» EXERCISE REQUIREMENTS: Pictures excluded, return every entry exactly, please.

» EXERCISE DATA:

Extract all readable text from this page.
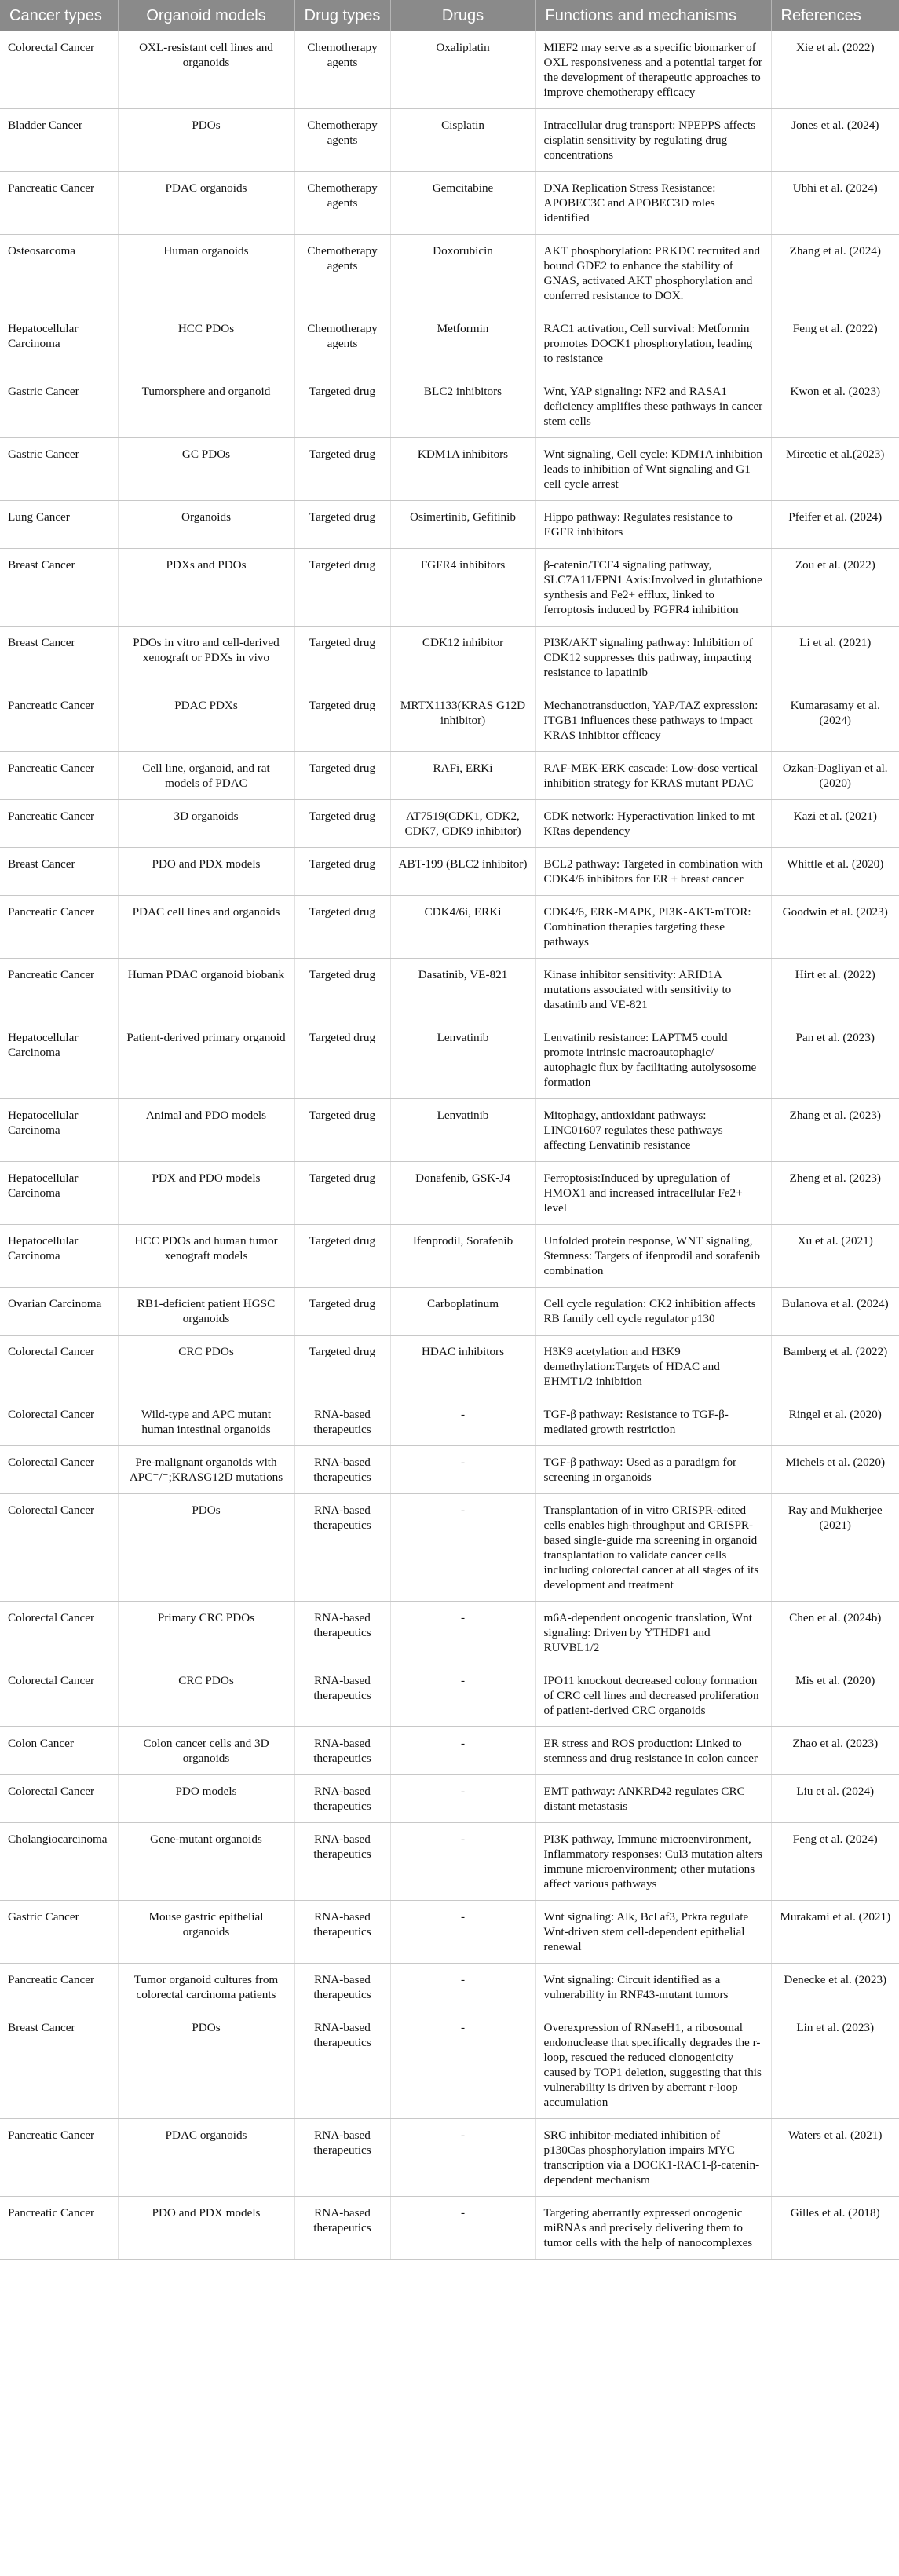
Cancer types	Organoid models	Drug types	Drugs	Functions and mechanisms	References
Colorectal Cancer	OXL-resistant cell lines and organoids	Chemotherapy agents	Oxaliplatin	MIEF2 may serve as a specific biomarker of OXL responsiveness and a potential target for the development of therapeutic approaches to improve chemotherapy efficacy	Xie et al. (2022)
Bladder Cancer	PDOs	Chemotherapy agents	Cisplatin	Intracellular drug transport: NPEPPS affects cisplatin sensitivity by regulating drug concentrations	Jones et al. (2024)
Pancreatic Cancer	PDAC organoids	Chemotherapy agents	Gemcitabine	DNA Replication Stress Resistance: APOBEC3C and APOBEC3D roles identified	Ubhi et al. (2024)
Osteosarcoma	Human organoids	Chemotherapy agents	Doxorubicin	AKT phosphorylation: PRKDC recruited and bound GDE2 to enhance the stability of GNAS, activated AKT phosphorylation and conferred resistance to DOX.	Zhang et al. (2024)
Hepatocellular Carcinoma	HCC PDOs	Chemotherapy agents	Metformin	RAC1 activation, Cell survival: Metformin promotes DOCK1 phosphorylation, leading to resistance	Feng et al. (2022)
Gastric Cancer	Tumorsphere and organoid	Targeted drug	BLC2 inhibitors	Wnt, YAP signaling: NF2 and RASA1 deficiency amplifies these pathways in cancer stem cells	Kwon et al. (2023)
Gastric Cancer	GC PDOs	Targeted drug	KDM1A inhibitors	Wnt signaling, Cell cycle: KDM1A inhibition leads to inhibition of Wnt signaling and G1 cell cycle arrest	Mircetic et al.(2023)
Lung Cancer	Organoids	Targeted drug	Osimertinib, Gefitinib	Hippo pathway: Regulates resistance to EGFR inhibitors	Pfeifer et al. (2024)
Breast Cancer	PDXs and PDOs	Targeted drug	FGFR4 inhibitors	β-catenin/TCF4 signaling pathway, SLC7A11/FPN1 Axis:Involved in glutathione synthesis and Fe2+ efflux, linked to ferroptosis induced by FGFR4 inhibition	Zou et al. (2022)
Breast Cancer	PDOs in vitro and cell-derived xenograft or PDXs in vivo	Targeted drug	CDK12 inhibitor	PI3K/AKT signaling pathway: Inhibition of CDK12 suppresses this pathway, impacting resistance to lapatinib	Li et al. (2021)
Pancreatic Cancer	PDAC PDXs	Targeted drug	MRTX1133(KRAS G12D inhibitor)	Mechanotransduction, YAP/TAZ expression: ITGB1 influences these pathways to impact KRAS inhibitor efficacy	Kumarasamy et al. (2024)
Pancreatic Cancer	Cell line, organoid, and rat models of PDAC	Targeted drug	RAFi, ERKi	RAF-MEK-ERK cascade: Low-dose vertical inhibition strategy for KRAS mutant PDAC	Ozkan-Dagliyan et al. (2020)
Pancreatic Cancer	3D organoids	Targeted drug	AT7519(CDK1, CDK2, CDK7, CDK9 inhibitor)	CDK network: Hyperactivation linked to mt KRas dependency	Kazi et al. (2021)
Breast Cancer	PDO and PDX models	Targeted drug	ABT-199 (BLC2 inhibitor)	BCL2 pathway: Targeted in combination with CDK4/6 inhibitors for ER + breast cancer	Whittle et al. (2020)
Pancreatic Cancer	PDAC cell lines and organoids	Targeted drug	CDK4/6i, ERKi	CDK4/6, ERK-MAPK, PI3K-AKT-mTOR: Combination therapies targeting these pathways	Goodwin et al. (2023)
Pancreatic Cancer	Human PDAC organoid biobank	Targeted drug	Dasatinib, VE-821	Kinase inhibitor sensitivity: ARID1A mutations associated with sensitivity to dasatinib and VE-821	Hirt et al. (2022)
Hepatocellular Carcinoma	Patient-derived primary organoid	Targeted drug	Lenvatinib	Lenvatinib resistance: LAPTM5 could promote intrinsic macroautophagic/ autophagic flux by facilitating autolysosome formation	Pan et al. (2023)
Hepatocellular Carcinoma	Animal and PDO models	Targeted drug	Lenvatinib	Mitophagy, antioxidant pathways: LINC01607 regulates these pathways affecting Lenvatinib resistance	Zhang et al. (2023)
Hepatocellular Carcinoma	PDX and PDO models	Targeted drug	Donafenib, GSK-J4	Ferroptosis:Induced by upregulation of HMOX1 and increased intracellular Fe2+ level	Zheng et al. (2023)
Hepatocellular Carcinoma	HCC PDOs and human tumor xenograft models	Targeted drug	Ifenprodil, Sorafenib	Unfolded protein response, WNT signaling, Stemness: Targets of ifenprodil and sorafenib combination	Xu et al. (2021)
Ovarian Carcinoma	RB1-deficient patient HGSC organoids	Targeted drug	Carboplatinum	Cell cycle regulation: CK2 inhibition affects RB family cell cycle regulator p130	Bulanova et al. (2024)
Colorectal Cancer	CRC PDOs	Targeted drug	HDAC inhibitors	H3K9 acetylation and H3K9 demethylation:Targets of HDAC and EHMT1/2 inhibition	Bamberg et al. (2022)
Colorectal Cancer	Wild-type and APC mutant human intestinal organoids	RNA-based therapeutics	-	TGF-β pathway: Resistance to TGF-β-mediated growth restriction	Ringel et al. (2020)
Colorectal Cancer	Pre-malignant organoids with APC⁻/⁻;KRASG12D mutations	RNA-based therapeutics	-	TGF-β pathway: Used as a paradigm for screening in organoids	Michels et al. (2020)
Colorectal Cancer	PDOs	RNA-based therapeutics	-	Transplantation of in vitro CRISPR-edited cells enables high-throughput and CRISPR-based single-guide rna screening in organoid transplantation to validate cancer cells including colorectal cancer at all stages of its development and treatment	Ray and Mukherjee (2021)
Colorectal Cancer	Primary CRC PDOs	RNA-based therapeutics	-	m6A-dependent oncogenic translation, Wnt signaling: Driven by YTHDF1 and RUVBL1/2	Chen et al. (2024b)
Colorectal Cancer	CRC PDOs	RNA-based therapeutics	-	IPO11 knockout decreased colony formation of CRC cell lines and decreased proliferation of patient-derived CRC organoids	Mis et al. (2020)
Colon Cancer	Colon cancer cells and 3D organoids	RNA-based therapeutics	-	ER stress and ROS production: Linked to stemness and drug resistance in colon cancer	Zhao et al. (2023)
Colorectal Cancer	PDO models	RNA-based therapeutics	-	EMT pathway: ANKRD42 regulates CRC distant metastasis	Liu et al. (2024)
Cholangiocarcinoma	Gene-mutant organoids	RNA-based therapeutics	-	PI3K pathway, Immune microenvironment, Inflammatory responses: Cul3 mutation alters immune microenvironment; other mutations affect various pathways	Feng et al. (2024)
Gastric Cancer	Mouse gastric epithelial organoids	RNA-based therapeutics	-	Wnt signaling: Alk, Bcl af3, Prkra regulate Wnt-driven stem cell-dependent epithelial renewal	Murakami et al. (2021)
Pancreatic Cancer	Tumor organoid cultures from colorectal carcinoma patients	RNA-based therapeutics	-	Wnt signaling: Circuit identified as a vulnerability in RNF43-mutant tumors	Denecke et al. (2023)
Breast Cancer	PDOs	RNA-based therapeutics	-	Overexpression of RNaseH1, a ribosomal endonuclease that specifically degrades the r-loop, rescued the reduced clonogenicity caused by TOP1 deletion, suggesting that this vulnerability is driven by aberrant r-loop accumulation	Lin et al. (2023)
Pancreatic Cancer	PDAC organoids	RNA-based therapeutics	-	SRC inhibitor-mediated inhibition of p130Cas phosphorylation impairs MYC transcription via a DOCK1-RAC1-β-catenin-dependent mechanism	Waters et al. (2021)
Pancreatic Cancer	PDO and PDX models	RNA-based therapeutics	-	Targeting aberrantly expressed oncogenic miRNAs and precisely delivering them to tumor cells with the help of nanocomplexes	Gilles et al. (2018)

» ANSWER:
Extract all readable text from this page.
Cancer types	Organoid models	Drug types	Drugs	Functions and mechanisms	References
Colorectal Cancer	OXL-resistant cell lines and organoids	Chemotherapy agents	Oxaliplatin	MIEF2 may serve as a specific biomarker of OXL responsiveness and a potential target for the development of therapeutic approaches to improve chemotherapy efficacy	Xie et al. (2022)
Bladder Cancer	PDOs	Chemotherapy agents	Cisplatin	Intracellular drug transport: NPEPPS affects cisplatin sensitivity by regulating drug concentrations	Jones et al. (2024)
Pancreatic Cancer	PDAC organoids	Chemotherapy agents	Gemcitabine	DNA Replication Stress Resistance: APOBEC3C and APOBEC3D roles identified	Ubhi et al. (2024)
Osteosarcoma	Human organoids	Chemotherapy agents	Doxorubicin	AKT phosphorylation: PRKDC recruited and bound GDE2 to enhance the stability of GNAS, activated AKT phosphorylation and conferred resistance to DOX.	Zhang et al. (2024)
Hepatocellular Carcinoma	HCC PDOs	Chemotherapy agents	Metformin	RAC1 activation, Cell survival: Metformin promotes DOCK1 phosphorylation, leading to resistance	Feng et al. (2022)
Gastric Cancer	Tumorsphere and organoid	Targeted drug	BLC2 inhibitors	Wnt, YAP signaling: NF2 and RASA1 deficiency amplifies these pathways in cancer stem cells	Kwon et al. (2023)
Gastric Cancer	GC PDOs	Targeted drug	KDM1A inhibitors	Wnt signaling, Cell cycle: KDM1A inhibition leads to inhibition of Wnt signaling and G1 cell cycle arrest	Mircetic et al.(2023)
Lung Cancer	Organoids	Targeted drug	Osimertinib, Gefitinib	Hippo pathway: Regulates resistance to EGFR inhibitors	Pfeifer et al. (2024)
Breast Cancer	PDXs and PDOs	Targeted drug	FGFR4 inhibitors	β-catenin/TCF4 signaling pathway, SLC7A11/FPN1 Axis:Involved in glutathione synthesis and Fe2+ efflux, linked to ferroptosis induced by FGFR4 inhibition	Zou et al. (2022)
Breast Cancer	PDOs in vitro and cell-derived xenograft or PDXs in vivo	Targeted drug	CDK12 inhibitor	PI3K/AKT signaling pathway: Inhibition of CDK12 suppresses this pathway, impacting resistance to lapatinib	Li et al. (2021)
Pancreatic Cancer	PDAC PDXs	Targeted drug	MRTX1133(KRAS G12D inhibitor)	Mechanotransduction, YAP/TAZ expression: ITGB1 influences these pathways to impact KRAS inhibitor efficacy	Kumarasamy et al. (2024)
Pancreatic Cancer	Cell line, organoid, and rat models of PDAC	Targeted drug	RAFi, ERKi	RAF-MEK-ERK cascade: Low-dose vertical inhibition strategy for KRAS mutant PDAC	Ozkan-Dagliyan et al. (2020)
Pancreatic Cancer	3D organoids	Targeted drug	AT7519(CDK1, CDK2, CDK7, CDK9 inhibitor)	CDK network: Hyperactivation linked to mt KRas dependency	Kazi et al. (2021)
Breast Cancer	PDO and PDX models	Targeted drug	ABT-199 (BLC2 inhibitor)	BCL2 pathway: Targeted in combination with CDK4/6 inhibitors for ER + breast cancer	Whittle et al. (2020)
Pancreatic Cancer	PDAC cell lines and organoids	Targeted drug	CDK4/6i, ERKi	CDK4/6, ERK-MAPK, PI3K-AKT-mTOR: Combination therapies targeting these pathways	Goodwin et al. (2023)
Pancreatic Cancer	Human PDAC organoid biobank	Targeted drug	Dasatinib, VE-821	Kinase inhibitor sensitivity: ARID1A mutations associated with sensitivity to dasatinib and VE-821	Hirt et al. (2022)
Hepatocellular Carcinoma	Patient-derived primary organoid	Targeted drug	Lenvatinib	Lenvatinib resistance: LAPTM5 could promote intrinsic macroautophagic/ autophagic flux by facilitating autolysosome formation	Pan et al. (2023)
Hepatocellular Carcinoma	Animal and PDO models	Targeted drug	Lenvatinib	Mitophagy, antioxidant pathways: LINC01607 regulates these pathways affecting Lenvatinib resistance	Zhang et al. (2023)
Hepatocellular Carcinoma	PDX and PDO models	Targeted drug	Donafenib, GSK-J4	Ferroptosis:Induced by upregulation of HMOX1 and increased intracellular Fe2+ level	Zheng et al. (2023)
Hepatocellular Carcinoma	HCC PDOs and human tumor xenograft models	Targeted drug	Ifenprodil, Sorafenib	Unfolded protein response, WNT signaling, Stemness: Targets of ifenprodil and sorafenib combination	Xu et al. (2021)
Ovarian Carcinoma	RB1-deficient patient HGSC organoids	Targeted drug	Carboplatinum	Cell cycle regulation: CK2 inhibition affects RB family cell cycle regulator p130	Bulanova et al. (2024)
Colorectal Cancer	CRC PDOs	Targeted drug	HDAC inhibitors	H3K9 acetylation and H3K9 demethylation:Targets of HDAC and EHMT1/2 inhibition	Bamberg et al. (2022)
Colorectal Cancer	Wild-type and APC mutant human intestinal organoids	RNA-based therapeutics	-	TGF-β pathway: Resistance to TGF-β-mediated growth restriction	Ringel et al. (2020)
Colorectal Cancer	Pre-malignant organoids with APC⁻/⁻;KRASG12D mutations	RNA-based therapeutics	-	TGF-β pathway: Used as a paradigm for screening in organoids	Michels et al. (2020)
Colorectal Cancer	PDOs	RNA-based therapeutics	-	Transplantation of in vitro CRISPR-edited cells enables high-throughput and CRISPR-based single-guide rna screening in organoid transplantation to validate cancer cells including colorectal cancer at all stages of its development and treatment	Ray and Mukherjee (2021)
Colorectal Cancer	Primary CRC PDOs	RNA-based therapeutics	-	m6A-dependent oncogenic translation, Wnt signaling: Driven by YTHDF1 and RUVBL1/2	Chen et al. (2024b)
Colorectal Cancer	CRC PDOs	RNA-based therapeutics	-	IPO11 knockout decreased colony formation of CRC cell lines and decreased proliferation of patient-derived CRC organoids	Mis et al. (2020)
Colon Cancer	Colon cancer cells and 3D organoids	RNA-based therapeutics	-	ER stress and ROS production: Linked to stemness and drug resistance in colon cancer	Zhao et al. (2023)
Colorectal Cancer	PDO models	RNA-based therapeutics	-	EMT pathway: ANKRD42 regulates CRC distant metastasis	Liu et al. (2024)
Cholangiocarcinoma	Gene-mutant organoids	RNA-based therapeutics	-	PI3K pathway, Immune microenvironment, Inflammatory responses: Cul3 mutation alters immune microenvironment; other mutations affect various pathways	Feng et al. (2024)
Gastric Cancer	Mouse gastric epithelial organoids	RNA-based therapeutics	-	Wnt signaling: Alk, Bcl af3, Prkra regulate Wnt-driven stem cell-dependent epithelial renewal	Murakami et al. (2021)
Pancreatic Cancer	Tumor organoid cultures from colorectal carcinoma patients	RNA-based therapeutics	-	Wnt signaling: Circuit identified as a vulnerability in RNF43-mutant tumors	Denecke et al. (2023)
Breast Cancer	PDOs	RNA-based therapeutics	-	Overexpression of RNaseH1, a ribosomal endonuclease that specifically degrades the r-loop, rescued the reduced clonogenicity caused by TOP1 deletion, suggesting that this vulnerability is driven by aberrant r-loop accumulation	Lin et al. (2023)
Pancreatic Cancer	PDAC organoids	RNA-based therapeutics	-	SRC inhibitor-mediated inhibition of p130Cas phosphorylation impairs MYC transcription via a DOCK1-RAC1-β-catenin-dependent mechanism	Waters et al. (2021)
Pancreatic Cancer	PDO and PDX models	RNA-based therapeutics	-	Targeting aberrantly expressed oncogenic miRNAs and precisely delivering them to tumor cells with the help of nanocomplexes	Gilles et al. (2018)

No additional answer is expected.